§ The request
Bring together all lines of the material below that contain the string "Coordenadoria".

§ Supplied records
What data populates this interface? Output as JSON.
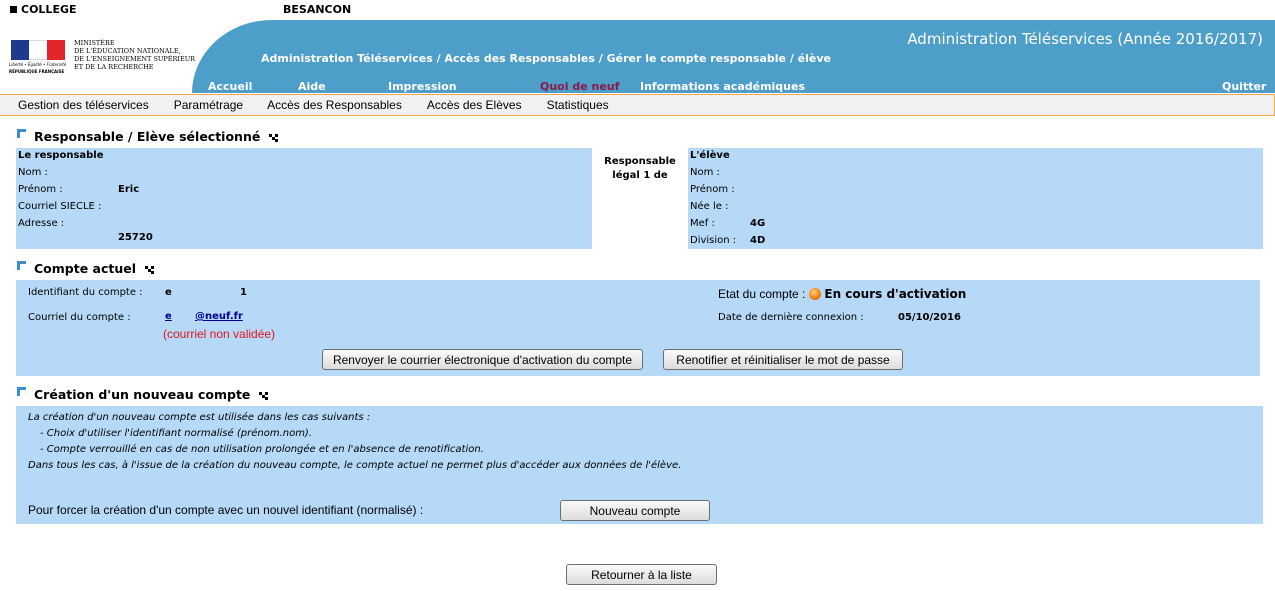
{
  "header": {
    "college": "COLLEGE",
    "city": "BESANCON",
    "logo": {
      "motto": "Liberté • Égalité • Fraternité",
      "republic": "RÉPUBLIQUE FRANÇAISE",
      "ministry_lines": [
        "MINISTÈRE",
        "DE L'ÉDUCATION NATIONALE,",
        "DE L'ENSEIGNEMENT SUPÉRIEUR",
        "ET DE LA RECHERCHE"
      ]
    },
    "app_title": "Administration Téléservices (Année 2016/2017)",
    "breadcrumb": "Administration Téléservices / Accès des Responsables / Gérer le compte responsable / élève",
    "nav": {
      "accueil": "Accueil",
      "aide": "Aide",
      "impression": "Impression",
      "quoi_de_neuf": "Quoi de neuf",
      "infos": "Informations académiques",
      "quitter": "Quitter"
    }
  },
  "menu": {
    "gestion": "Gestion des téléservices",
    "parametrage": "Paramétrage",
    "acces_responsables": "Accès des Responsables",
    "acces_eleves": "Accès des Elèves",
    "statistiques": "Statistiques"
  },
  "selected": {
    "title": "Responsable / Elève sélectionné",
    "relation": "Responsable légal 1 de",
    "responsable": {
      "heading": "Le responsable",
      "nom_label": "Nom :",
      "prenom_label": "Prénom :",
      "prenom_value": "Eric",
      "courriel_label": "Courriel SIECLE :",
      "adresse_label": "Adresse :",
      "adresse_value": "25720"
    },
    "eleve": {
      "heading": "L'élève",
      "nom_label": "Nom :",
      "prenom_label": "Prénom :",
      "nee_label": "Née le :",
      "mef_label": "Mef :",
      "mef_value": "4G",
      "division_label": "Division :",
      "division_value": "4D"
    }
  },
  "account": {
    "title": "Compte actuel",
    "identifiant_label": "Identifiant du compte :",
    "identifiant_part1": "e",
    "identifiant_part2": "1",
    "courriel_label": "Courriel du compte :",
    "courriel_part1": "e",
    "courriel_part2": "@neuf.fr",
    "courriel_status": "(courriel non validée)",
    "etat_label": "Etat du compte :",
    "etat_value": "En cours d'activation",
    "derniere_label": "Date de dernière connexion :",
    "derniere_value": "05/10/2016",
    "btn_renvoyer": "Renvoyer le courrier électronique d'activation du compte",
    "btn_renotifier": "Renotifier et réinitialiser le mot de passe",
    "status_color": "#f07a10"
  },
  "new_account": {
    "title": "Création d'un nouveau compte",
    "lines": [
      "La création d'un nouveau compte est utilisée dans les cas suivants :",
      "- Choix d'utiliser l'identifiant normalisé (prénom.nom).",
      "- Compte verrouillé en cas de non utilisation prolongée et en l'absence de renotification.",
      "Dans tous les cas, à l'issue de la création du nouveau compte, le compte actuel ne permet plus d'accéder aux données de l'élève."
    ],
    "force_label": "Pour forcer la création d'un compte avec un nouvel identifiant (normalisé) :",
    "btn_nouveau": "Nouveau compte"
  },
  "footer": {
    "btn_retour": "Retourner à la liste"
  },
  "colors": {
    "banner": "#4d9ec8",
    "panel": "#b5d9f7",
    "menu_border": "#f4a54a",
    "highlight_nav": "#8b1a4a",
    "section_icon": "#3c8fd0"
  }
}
==
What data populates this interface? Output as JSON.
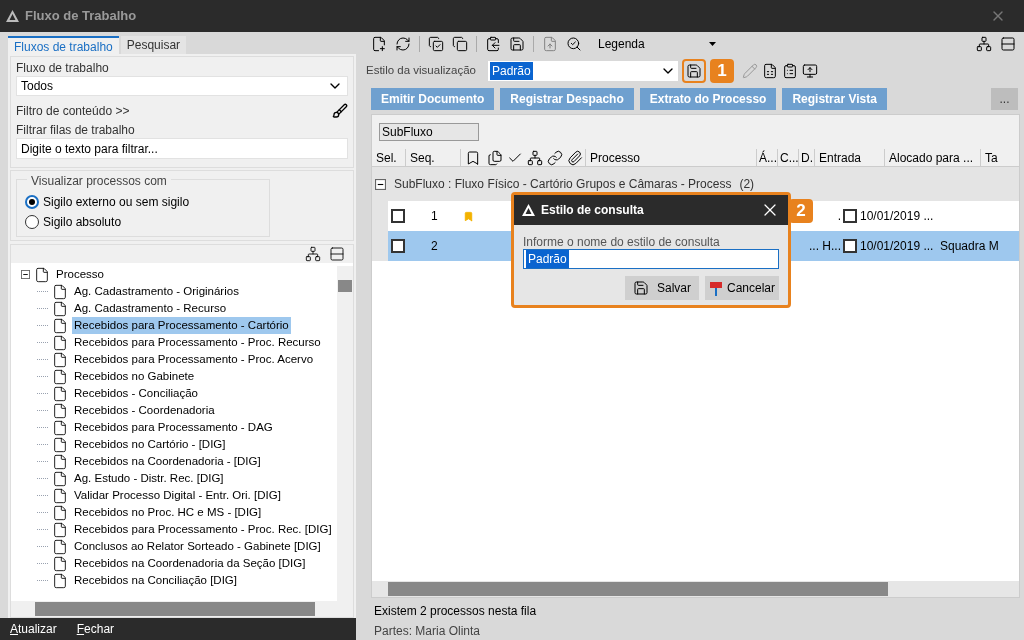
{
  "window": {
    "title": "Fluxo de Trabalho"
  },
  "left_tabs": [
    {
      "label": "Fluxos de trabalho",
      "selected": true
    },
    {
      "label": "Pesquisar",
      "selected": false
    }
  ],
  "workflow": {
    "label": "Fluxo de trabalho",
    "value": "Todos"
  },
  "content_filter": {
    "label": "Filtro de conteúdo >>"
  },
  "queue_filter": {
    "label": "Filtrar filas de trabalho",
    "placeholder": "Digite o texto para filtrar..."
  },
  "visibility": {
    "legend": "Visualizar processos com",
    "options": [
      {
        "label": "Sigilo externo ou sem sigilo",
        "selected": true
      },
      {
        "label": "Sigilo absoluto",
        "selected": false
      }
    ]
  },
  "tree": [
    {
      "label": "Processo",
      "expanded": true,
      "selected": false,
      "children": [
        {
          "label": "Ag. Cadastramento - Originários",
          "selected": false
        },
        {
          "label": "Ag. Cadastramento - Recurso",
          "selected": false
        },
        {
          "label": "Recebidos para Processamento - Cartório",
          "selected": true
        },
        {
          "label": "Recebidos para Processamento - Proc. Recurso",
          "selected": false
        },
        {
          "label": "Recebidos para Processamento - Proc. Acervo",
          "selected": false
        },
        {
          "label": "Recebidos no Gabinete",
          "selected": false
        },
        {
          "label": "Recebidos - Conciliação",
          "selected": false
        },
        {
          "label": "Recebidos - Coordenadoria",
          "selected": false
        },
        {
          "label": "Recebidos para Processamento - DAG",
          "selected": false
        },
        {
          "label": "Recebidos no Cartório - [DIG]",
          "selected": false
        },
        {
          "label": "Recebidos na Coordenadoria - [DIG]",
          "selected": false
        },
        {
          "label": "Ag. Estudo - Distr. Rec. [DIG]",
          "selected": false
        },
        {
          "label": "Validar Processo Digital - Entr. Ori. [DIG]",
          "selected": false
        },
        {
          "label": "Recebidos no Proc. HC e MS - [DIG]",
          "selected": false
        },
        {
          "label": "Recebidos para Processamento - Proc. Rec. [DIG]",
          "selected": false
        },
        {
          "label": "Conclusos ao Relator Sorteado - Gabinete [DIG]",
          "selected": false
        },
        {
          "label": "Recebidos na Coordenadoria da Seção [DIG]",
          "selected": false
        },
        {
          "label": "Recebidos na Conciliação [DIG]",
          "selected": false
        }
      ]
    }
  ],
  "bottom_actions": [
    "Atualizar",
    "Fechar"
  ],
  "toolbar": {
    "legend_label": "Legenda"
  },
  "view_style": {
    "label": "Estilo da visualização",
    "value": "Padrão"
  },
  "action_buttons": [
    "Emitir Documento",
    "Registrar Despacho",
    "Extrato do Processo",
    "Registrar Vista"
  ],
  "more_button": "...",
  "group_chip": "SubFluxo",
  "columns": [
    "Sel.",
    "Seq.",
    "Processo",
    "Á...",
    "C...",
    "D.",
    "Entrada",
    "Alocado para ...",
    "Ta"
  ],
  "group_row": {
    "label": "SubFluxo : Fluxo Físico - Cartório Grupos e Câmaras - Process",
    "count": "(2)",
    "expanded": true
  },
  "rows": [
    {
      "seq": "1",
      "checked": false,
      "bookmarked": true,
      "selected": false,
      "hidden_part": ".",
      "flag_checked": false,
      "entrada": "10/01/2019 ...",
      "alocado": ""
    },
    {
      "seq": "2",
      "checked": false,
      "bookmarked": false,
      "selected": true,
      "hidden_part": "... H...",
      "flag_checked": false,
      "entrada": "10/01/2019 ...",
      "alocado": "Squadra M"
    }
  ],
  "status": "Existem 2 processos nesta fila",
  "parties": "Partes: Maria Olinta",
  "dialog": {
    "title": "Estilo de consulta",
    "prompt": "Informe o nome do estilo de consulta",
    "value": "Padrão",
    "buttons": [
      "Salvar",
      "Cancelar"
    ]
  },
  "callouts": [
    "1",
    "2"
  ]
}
* * *
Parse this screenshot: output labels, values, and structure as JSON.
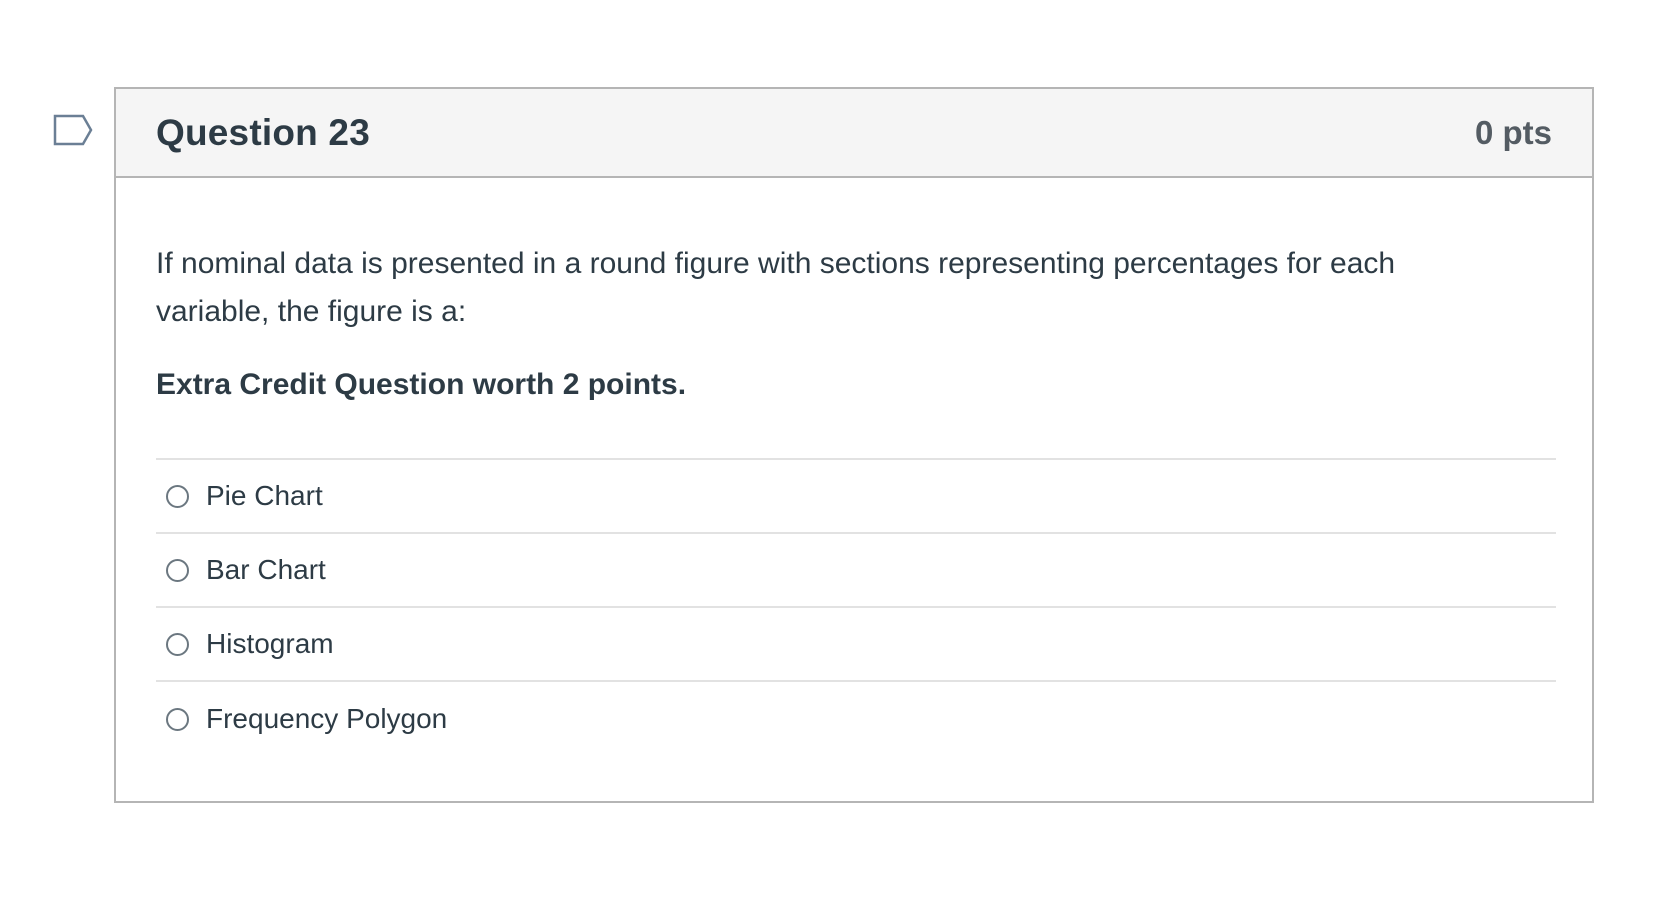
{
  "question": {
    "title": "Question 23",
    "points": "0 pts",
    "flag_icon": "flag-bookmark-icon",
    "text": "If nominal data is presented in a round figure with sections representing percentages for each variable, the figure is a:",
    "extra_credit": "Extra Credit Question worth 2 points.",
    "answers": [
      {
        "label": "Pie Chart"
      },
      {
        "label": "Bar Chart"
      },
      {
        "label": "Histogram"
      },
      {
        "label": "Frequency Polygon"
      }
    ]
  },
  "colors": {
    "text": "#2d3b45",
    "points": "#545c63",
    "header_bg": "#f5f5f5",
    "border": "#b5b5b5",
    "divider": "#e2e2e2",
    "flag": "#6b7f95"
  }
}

§ Task solution
          "label": "Recebidos - Coordenadoria",
          "label": "Recebidos na Coordenadoria - [DIG]",
          "label": "Recebidos na Coordenadoria da Seção [DIG]",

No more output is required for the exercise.